((

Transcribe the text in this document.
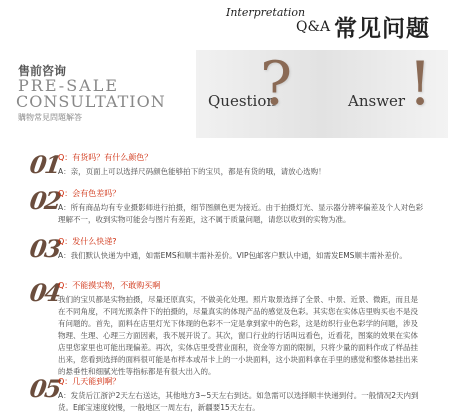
Interpretation
Q&A 常见问题
售前咨询
PRE-SALE
CONSULTATION
購物常見問題解答
Question
?	Answer !
01
Q：有货吗？有什么颜色？
A：亲，页面上可以选择尺码颜色能够拍下的宝贝，都是有货的哦，请放心选购！
02
Q：会有色差吗？
A：所有商品均有专业摄影师进行拍摄，细节图颜色更为接近。由于拍摄灯光、显示器分辨率偏差及个人对色彩理解不一，收到实物可能会与图片有差距，这不属于质量问题，请您以收到的实物为准。
03
Q：发什么快递?
A：我们默认快递为中通，如需EMS和顺丰需补差价。VIP包邮客户默认中通，如需发EMS顺丰需补差价。
04
Q：不能摸实物，不敢购买啊
我们的宝贝都是实物拍摄，尽量还原真实，不做美化处理。照片取景选择了全景、中景、近景、微距，而且是在不同角度，不同光照条件下的拍摄的，尽量真实的体现产品的感觉及色彩。其实您在实体店里购买也不是没有问题的。首先，面料在店里灯光下体现的色彩不一定是拿到家中的色彩，这是纺织行业色彩学的问题，涉及物理、生理、心理三方面因素，我不展开说了。其次，窗口行业的行话叫远看色，近看花，图案的效果在实体店里您家里也可能出现偏差。再次，实体店里受营业面积，资金等方面的限制，只将少量的面料作成了样品挂出来，您看到选择的面料很可能是布样本或吊卡上的一小块面料，这小块面料拿在手里的感觉和整体悬挂出来的悬垂性和细腻光性等指标都是有很大出入的。
05
Q：几天能到啊？
A：发货后江浙沪2天左右送达，其他地方3~5天左右到达。如急需可以选择顺丰快递到付。一般情况2天内到货。E邮宝速度较慢，一般地区一周左右，新疆要15天左右。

))

Description of the task: Write out all the entries word for word, but skip any images.

Written answer:
Transcribe the text in this document.
Interpretation
Q&A 常见问题
售前咨询
PRE-SALE
CONSULTATION
購物常見問題解答
Question
?	Answer !
01
Q：有货吗？有什么颜色？
A：亲，页面上可以选择尺码颜色能够拍下的宝贝，都是有货的哦，请放心选购！
02
Q：会有色差吗？
A：所有商品均有专业摄影师进行拍摄，细节图颜色更为接近。由于拍摄灯光、显示器分辨率偏差及个人对色彩理解不一，收到实物可能会与图片有差距，这不属于质量问题，请您以收到的实物为准。
03
Q：发什么快递?
A：我们默认快递为中通，如需EMS和顺丰需补差价。VIP包邮客户默认中通，如需发EMS顺丰需补差价。
04
Q：不能摸实物，不敢购买啊
我们的宝贝都是实物拍摄，尽量还原真实，不做美化处理。照片取景选择了全景、中景、近景、微距，而且是在不同角度，不同光照条件下的拍摄的，尽量真实的体现产品的感觉及色彩。其实您在实体店里购买也不是没有问题的。首先，面料在店里灯光下体现的色彩不一定是拿到家中的色彩，这是纺织行业色彩学的问题，涉及物理、生理、心理三方面因素，我不展开说了。其次，窗口行业的行话叫远看色，近看花，图案的效果在实体店里您家里也可能出现偏差。再次，实体店里受营业面积，资金等方面的限制，只将少量的面料作成了样品挂出来，您看到选择的面料很可能是布样本或吊卡上的一小块面料，这小块面料拿在手里的感觉和整体悬挂出来的悬垂性和细腻光性等指标都是有很大出入的。
05
Q：几天能到啊？
A：发货后江浙沪2天左右送达，其他地方3~5天左右到达。如急需可以选择顺丰快递到付。一般情况2天内到货。E邮宝速度较慢，一般地区一周左右，新疆要15天左右。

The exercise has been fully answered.